◆ Listing
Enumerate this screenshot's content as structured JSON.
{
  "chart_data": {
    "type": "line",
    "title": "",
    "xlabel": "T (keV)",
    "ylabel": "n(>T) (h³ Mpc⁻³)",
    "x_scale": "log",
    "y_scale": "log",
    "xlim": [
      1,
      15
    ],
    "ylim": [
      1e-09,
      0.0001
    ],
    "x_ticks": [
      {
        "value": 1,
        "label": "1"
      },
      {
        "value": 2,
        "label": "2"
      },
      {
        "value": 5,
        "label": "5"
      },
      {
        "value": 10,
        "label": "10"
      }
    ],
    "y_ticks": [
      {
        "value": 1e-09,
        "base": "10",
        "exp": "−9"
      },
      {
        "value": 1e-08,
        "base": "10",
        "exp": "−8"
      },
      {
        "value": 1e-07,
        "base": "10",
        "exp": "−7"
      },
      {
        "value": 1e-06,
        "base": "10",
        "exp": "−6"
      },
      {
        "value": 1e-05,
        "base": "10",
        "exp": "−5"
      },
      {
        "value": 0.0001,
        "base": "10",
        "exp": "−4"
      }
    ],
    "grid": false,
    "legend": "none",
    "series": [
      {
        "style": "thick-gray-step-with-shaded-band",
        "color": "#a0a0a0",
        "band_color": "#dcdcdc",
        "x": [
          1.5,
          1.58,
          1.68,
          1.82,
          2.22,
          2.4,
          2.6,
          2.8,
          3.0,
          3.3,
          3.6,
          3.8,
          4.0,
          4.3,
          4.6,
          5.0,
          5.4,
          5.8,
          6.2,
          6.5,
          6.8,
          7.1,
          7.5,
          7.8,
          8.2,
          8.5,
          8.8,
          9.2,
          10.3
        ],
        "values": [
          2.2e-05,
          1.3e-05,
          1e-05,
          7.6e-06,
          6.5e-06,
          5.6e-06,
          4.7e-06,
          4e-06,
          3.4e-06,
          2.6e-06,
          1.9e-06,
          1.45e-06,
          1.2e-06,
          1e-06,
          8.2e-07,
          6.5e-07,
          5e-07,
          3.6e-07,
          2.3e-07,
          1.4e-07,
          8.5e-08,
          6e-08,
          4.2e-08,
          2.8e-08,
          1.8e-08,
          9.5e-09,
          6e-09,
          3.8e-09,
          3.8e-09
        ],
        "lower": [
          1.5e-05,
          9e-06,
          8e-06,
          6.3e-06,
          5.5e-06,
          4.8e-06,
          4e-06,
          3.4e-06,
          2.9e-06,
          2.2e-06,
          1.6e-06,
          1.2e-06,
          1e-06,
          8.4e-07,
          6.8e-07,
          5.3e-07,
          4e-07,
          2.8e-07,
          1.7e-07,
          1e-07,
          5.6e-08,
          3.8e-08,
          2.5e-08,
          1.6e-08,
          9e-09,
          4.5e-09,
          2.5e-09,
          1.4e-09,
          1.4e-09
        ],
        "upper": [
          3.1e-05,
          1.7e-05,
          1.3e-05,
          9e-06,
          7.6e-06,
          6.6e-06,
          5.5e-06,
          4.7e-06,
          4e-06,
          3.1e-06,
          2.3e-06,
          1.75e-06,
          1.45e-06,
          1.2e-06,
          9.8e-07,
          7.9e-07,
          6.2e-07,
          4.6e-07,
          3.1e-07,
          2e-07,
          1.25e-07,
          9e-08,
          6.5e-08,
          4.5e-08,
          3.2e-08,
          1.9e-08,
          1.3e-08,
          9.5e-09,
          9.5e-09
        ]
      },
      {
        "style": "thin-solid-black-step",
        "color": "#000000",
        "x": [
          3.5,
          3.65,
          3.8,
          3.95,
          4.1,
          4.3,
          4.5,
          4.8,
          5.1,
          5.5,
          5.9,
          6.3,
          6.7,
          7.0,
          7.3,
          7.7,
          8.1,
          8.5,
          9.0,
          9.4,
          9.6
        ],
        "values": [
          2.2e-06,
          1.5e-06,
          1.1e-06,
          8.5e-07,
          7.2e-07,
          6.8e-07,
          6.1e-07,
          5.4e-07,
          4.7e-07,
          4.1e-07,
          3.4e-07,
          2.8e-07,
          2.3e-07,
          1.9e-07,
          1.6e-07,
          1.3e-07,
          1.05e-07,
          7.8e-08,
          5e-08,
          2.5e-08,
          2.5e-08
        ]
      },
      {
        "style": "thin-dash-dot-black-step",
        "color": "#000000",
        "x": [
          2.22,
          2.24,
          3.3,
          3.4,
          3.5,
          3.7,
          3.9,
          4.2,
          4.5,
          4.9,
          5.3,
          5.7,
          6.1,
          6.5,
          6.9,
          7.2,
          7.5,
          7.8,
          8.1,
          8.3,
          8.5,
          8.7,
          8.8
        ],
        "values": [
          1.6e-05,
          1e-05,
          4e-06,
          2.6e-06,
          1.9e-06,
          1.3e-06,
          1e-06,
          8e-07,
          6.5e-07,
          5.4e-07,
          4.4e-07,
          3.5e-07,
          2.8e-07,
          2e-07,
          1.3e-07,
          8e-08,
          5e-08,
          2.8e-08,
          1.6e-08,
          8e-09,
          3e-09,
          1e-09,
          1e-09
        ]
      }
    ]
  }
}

◆ Given instruction
Using the data above, return each line exactly as written.

◆ Problem solution
Enumerate this screenshot's content as structured JSON.
{
  "chart_data": {
    "type": "line",
    "title": "",
    "xlabel": "T (keV)",
    "ylabel": "n(>T) (h³ Mpc⁻³)",
    "x_scale": "log",
    "y_scale": "log",
    "xlim": [
      1,
      15
    ],
    "ylim": [
      1e-09,
      0.0001
    ],
    "x_ticks": [
      {
        "value": 1,
        "label": "1"
      },
      {
        "value": 2,
        "label": "2"
      },
      {
        "value": 5,
        "label": "5"
      },
      {
        "value": 10,
        "label": "10"
      }
    ],
    "y_ticks": [
      {
        "value": 1e-09,
        "base": "10",
        "exp": "−9"
      },
      {
        "value": 1e-08,
        "base": "10",
        "exp": "−8"
      },
      {
        "value": 1e-07,
        "base": "10",
        "exp": "−7"
      },
      {
        "value": 1e-06,
        "base": "10",
        "exp": "−6"
      },
      {
        "value": 1e-05,
        "base": "10",
        "exp": "−5"
      },
      {
        "value": 0.0001,
        "base": "10",
        "exp": "−4"
      }
    ],
    "grid": false,
    "legend": "none",
    "series": [
      {
        "style": "thick-gray-step-with-shaded-band",
        "color": "#a0a0a0",
        "band_color": "#dcdcdc",
        "x": [
          1.5,
          1.58,
          1.68,
          1.82,
          2.22,
          2.4,
          2.6,
          2.8,
          3.0,
          3.3,
          3.6,
          3.8,
          4.0,
          4.3,
          4.6,
          5.0,
          5.4,
          5.8,
          6.2,
          6.5,
          6.8,
          7.1,
          7.5,
          7.8,
          8.2,
          8.5,
          8.8,
          9.2,
          10.3
        ],
        "values": [
          2.2e-05,
          1.3e-05,
          1e-05,
          7.6e-06,
          6.5e-06,
          5.6e-06,
          4.7e-06,
          4e-06,
          3.4e-06,
          2.6e-06,
          1.9e-06,
          1.45e-06,
          1.2e-06,
          1e-06,
          8.2e-07,
          6.5e-07,
          5e-07,
          3.6e-07,
          2.3e-07,
          1.4e-07,
          8.5e-08,
          6e-08,
          4.2e-08,
          2.8e-08,
          1.8e-08,
          9.5e-09,
          6e-09,
          3.8e-09,
          3.8e-09
        ],
        "lower": [
          1.5e-05,
          9e-06,
          8e-06,
          6.3e-06,
          5.5e-06,
          4.8e-06,
          4e-06,
          3.4e-06,
          2.9e-06,
          2.2e-06,
          1.6e-06,
          1.2e-06,
          1e-06,
          8.4e-07,
          6.8e-07,
          5.3e-07,
          4e-07,
          2.8e-07,
          1.7e-07,
          1e-07,
          5.6e-08,
          3.8e-08,
          2.5e-08,
          1.6e-08,
          9e-09,
          4.5e-09,
          2.5e-09,
          1.4e-09,
          1.4e-09
        ],
        "upper": [
          3.1e-05,
          1.7e-05,
          1.3e-05,
          9e-06,
          7.6e-06,
          6.6e-06,
          5.5e-06,
          4.7e-06,
          4e-06,
          3.1e-06,
          2.3e-06,
          1.75e-06,
          1.45e-06,
          1.2e-06,
          9.8e-07,
          7.9e-07,
          6.2e-07,
          4.6e-07,
          3.1e-07,
          2e-07,
          1.25e-07,
          9e-08,
          6.5e-08,
          4.5e-08,
          3.2e-08,
          1.9e-08,
          1.3e-08,
          9.5e-09,
          9.5e-09
        ]
      },
      {
        "style": "thin-solid-black-step",
        "color": "#000000",
        "x": [
          3.5,
          3.65,
          3.8,
          3.95,
          4.1,
          4.3,
          4.5,
          4.8,
          5.1,
          5.5,
          5.9,
          6.3,
          6.7,
          7.0,
          7.3,
          7.7,
          8.1,
          8.5,
          9.0,
          9.4,
          9.6
        ],
        "values": [
          2.2e-06,
          1.5e-06,
          1.1e-06,
          8.5e-07,
          7.2e-07,
          6.8e-07,
          6.1e-07,
          5.4e-07,
          4.7e-07,
          4.1e-07,
          3.4e-07,
          2.8e-07,
          2.3e-07,
          1.9e-07,
          1.6e-07,
          1.3e-07,
          1.05e-07,
          7.8e-08,
          5e-08,
          2.5e-08,
          2.5e-08
        ]
      },
      {
        "style": "thin-dash-dot-black-step",
        "color": "#000000",
        "x": [
          2.22,
          2.24,
          3.3,
          3.4,
          3.5,
          3.7,
          3.9,
          4.2,
          4.5,
          4.9,
          5.3,
          5.7,
          6.1,
          6.5,
          6.9,
          7.2,
          7.5,
          7.8,
          8.1,
          8.3,
          8.5,
          8.7,
          8.8
        ],
        "values": [
          1.6e-05,
          1e-05,
          4e-06,
          2.6e-06,
          1.9e-06,
          1.3e-06,
          1e-06,
          8e-07,
          6.5e-07,
          5.4e-07,
          4.4e-07,
          3.5e-07,
          2.8e-07,
          2e-07,
          1.3e-07,
          8e-08,
          5e-08,
          2.8e-08,
          1.6e-08,
          8e-09,
          3e-09,
          1e-09,
          1e-09
        ]
      }
    ]
  }
}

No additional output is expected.